Pick out the lines below that contain the string "purchase" and copy them all.

* Begin Material provided *

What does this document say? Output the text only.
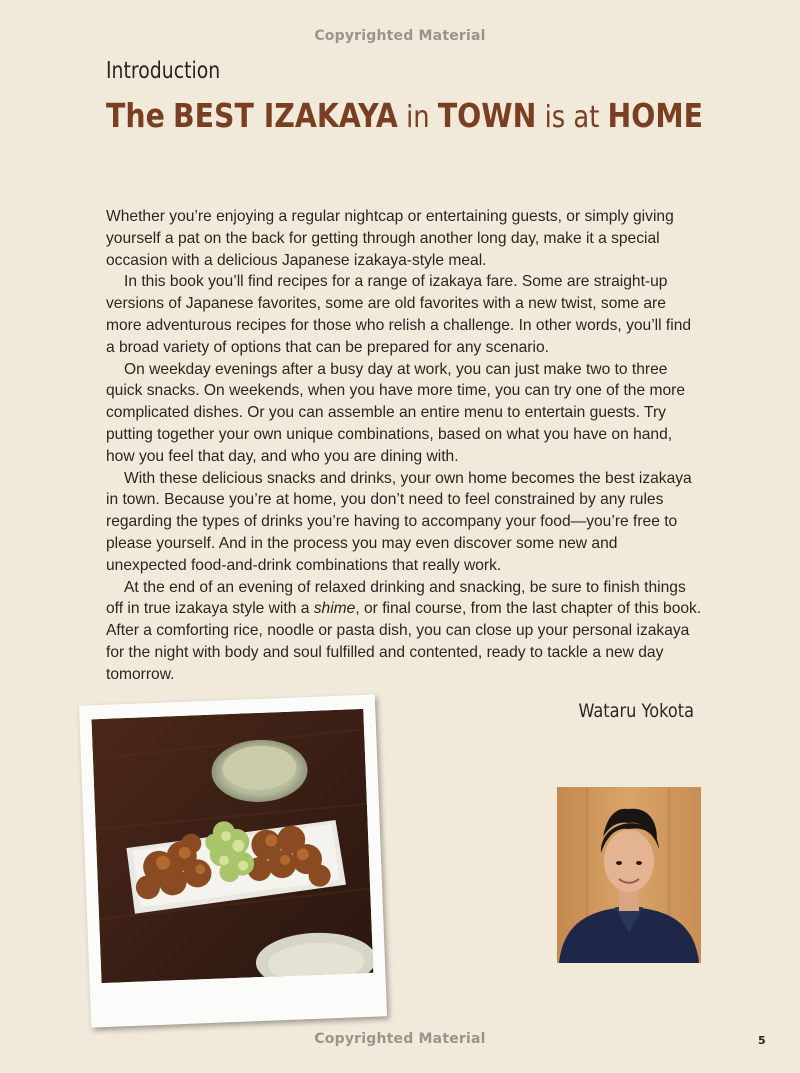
Copyrighted Material
Introduction
The BEST IZAKAYA in TOWN is at HOME

Whether you’re enjoying a regular nightcap or entertaining guests, or simply giving yourself a pat on the back for getting through another long day, make it a special occasion with a delicious Japanese izakaya-style meal.

In this book you’ll find recipes for a range of izakaya fare. Some are straight-up versions of Japanese favorites, some are old favorites with a new twist, some are more adventurous recipes for those who relish a challenge. In other words, you’ll find a broad variety of options that can be prepared for any scenario.

On weekday evenings after a busy day at work, you can just make two to three quick snacks. On weekends, when you have more time, you can try one of the more complicated dishes. Or you can assemble an entire menu to entertain guests. Try putting together your own unique combinations, based on what you have on hand, how you feel that day, and who you are dining with.

With these delicious snacks and drinks, your own home becomes the best izakaya in town. Because you’re at home, you don’t need to feel constrained by any rules regarding the types of drinks you’re having to accompany your food—you’re free to please yourself. And in the process you may even discover some new and unexpected food-and-drink combinations that really work.

At the end of an evening of relaxed drinking and snacking, be sure to finish things off in true izakaya style with a shime, or final course, from the last chapter of this book. After a comforting rice, noodle or pasta dish, you can close up your personal izakaya for the night with body and soul fulfilled and contented, ready to tackle a new day tomorrow.

Wataru Yokota
Copyrighted Material	5
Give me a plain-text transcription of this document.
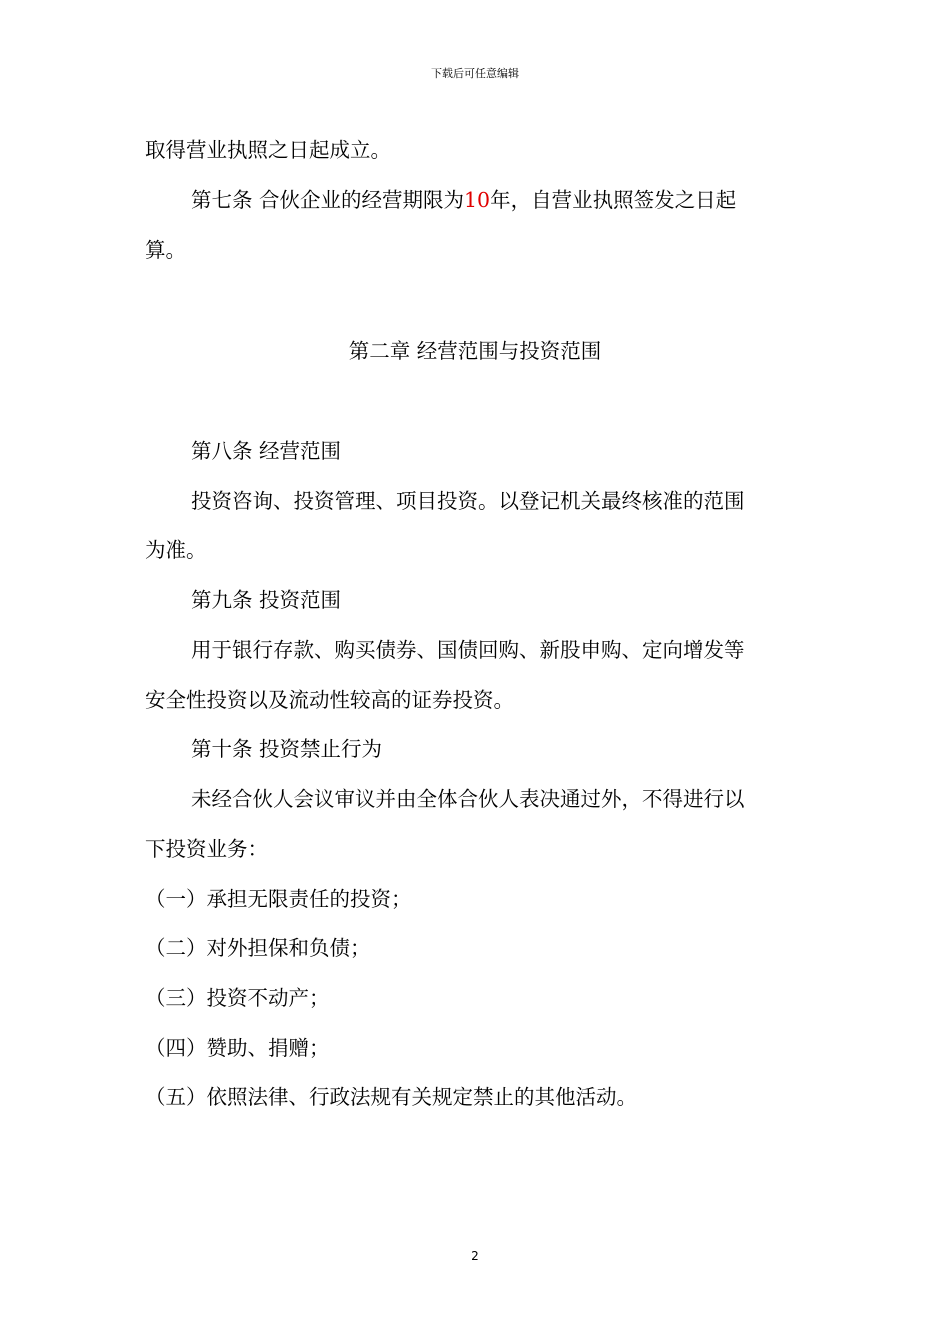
下载后可任意编辑
取得营业执照之日起成立。
第七条 合伙企业的经营期限为10年，自营业执照签发之日起
算。
第二章 经营范围与投资范围
第八条 经营范围
投资咨询、投资管理、项目投资。以登记机关最终核准的范围
为准。
第九条 投资范围
用于银行存款、购买债券、国债回购、新股申购、定向增发等
安全性投资以及流动性较高的证券投资。
第十条 投资禁止行为
未经合伙人会议审议并由全体合伙人表决通过外，不得进行以
下投资业务：
（一）承担无限责任的投资；
（二）对外担保和负债；
（三）投资不动产；
（四）赞助、捐赠；
（五）依照法律、行政法规有关规定禁止的其他活动。
2
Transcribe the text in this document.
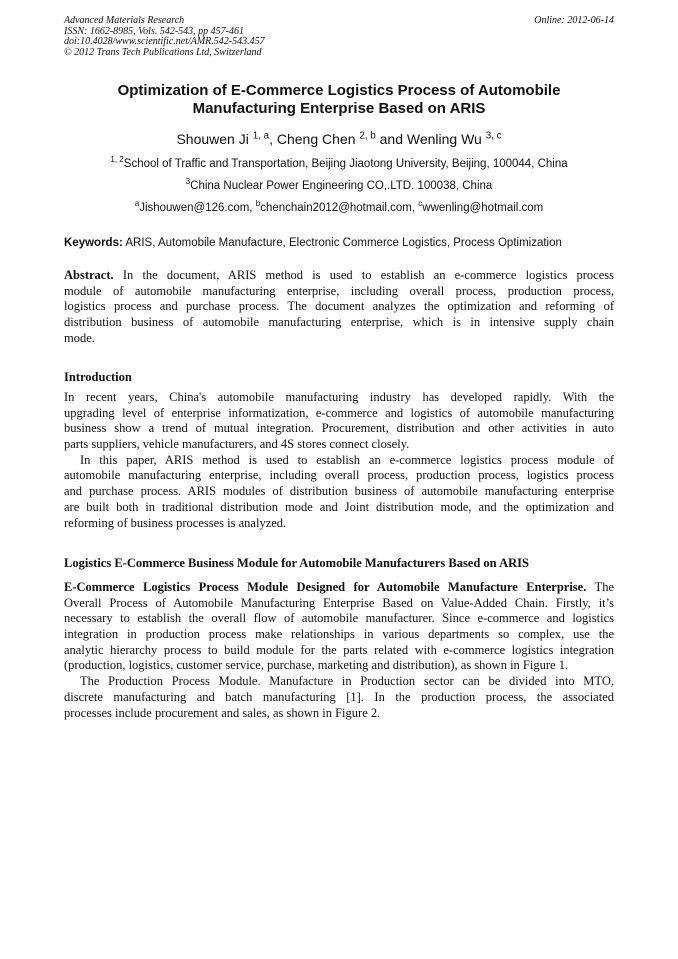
Advanced Materials Research
ISSN: 1662-8985, Vols. 542-543, pp 457-461
doi:10.4028/www.scientific.net/AMR.542-543.457
© 2012 Trans Tech Publications Ltd, Switzerland
Online: 2012-06-14
Optimization of E-Commerce Logistics Process of Automobile
Manufacturing Enterprise Based on ARIS
Shouwen Ji $^{1, a}$, Cheng Chen $^{2, b}$ and Wenling Wu $^{3, c}$
$^{1, 2}$School of Traffic and Transportation, Beijing Jiaotong University, Beijing, 100044, China
$^3$China Nuclear Power Engineering CO,.LTD. 100038, China
$^a$Jishouwen@126.com, $^b$chenchain2012@hotmail.com, $^c$wwenling@hotmail.com
Keywords: ARIS, Automobile Manufacture, Electronic Commerce Logistics, Process Optimization
Abstract. In the document, ARIS method is used to establish an e-commerce logistics process
module of automobile manufacturing enterprise, including overall process, production process,
logistics process and purchase process. The document analyzes the optimization and reforming of
distribution business of automobile manufacturing enterprise, which is in intensive supply chain
mode.
Introduction
In recent years, China's automobile manufacturing industry has developed rapidly. With the
upgrading level of enterprise informatization, e-commerce and logistics of automobile manufacturing
business show a trend of mutual integration. Procurement, distribution and other activities in auto
parts suppliers, vehicle manufacturers, and 4S stores connect closely.
In this paper, ARIS method is used to establish an e-commerce logistics process module of
automobile manufacturing enterprise, including overall process, production process, logistics process
and purchase process. ARIS modules of distribution business of automobile manufacturing enterprise
are built both in traditional distribution mode and Joint distribution mode, and the optimization and
reforming of business processes is analyzed.
Logistics E-Commerce Business Module for Automobile Manufacturers Based on ARIS
E-Commerce Logistics Process Module Designed for Automobile Manufacture Enterprise. The
Overall Process of Automobile Manufacturing Enterprise Based on Value-Added Chain. Firstly, it’s
necessary to establish the overall flow of automobile manufacturer. Since e-commerce and logistics
integration in production process make relationships in various departments so complex, use the
analytic hierarchy process to build module for the parts related with e-commerce logistics integration
(production, logistics, customer service, purchase, marketing and distribution), as shown in Figure 1.
The Production Process Module. Manufacture in Production sector can be divided into MTO,
discrete manufacturing and batch manufacturing [1]. In the production process, the associated
processes include procurement and sales, as shown in Figure 2.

* End Material provided *

| Task response |
logistics process and purchase process. The document analyzes the optimization and reforming of
and purchase process. ARIS modules of distribution business of automobile manufacturing enterprise
(production, logistics, customer service, purchase, marketing and distribution), as shown in Figure 1.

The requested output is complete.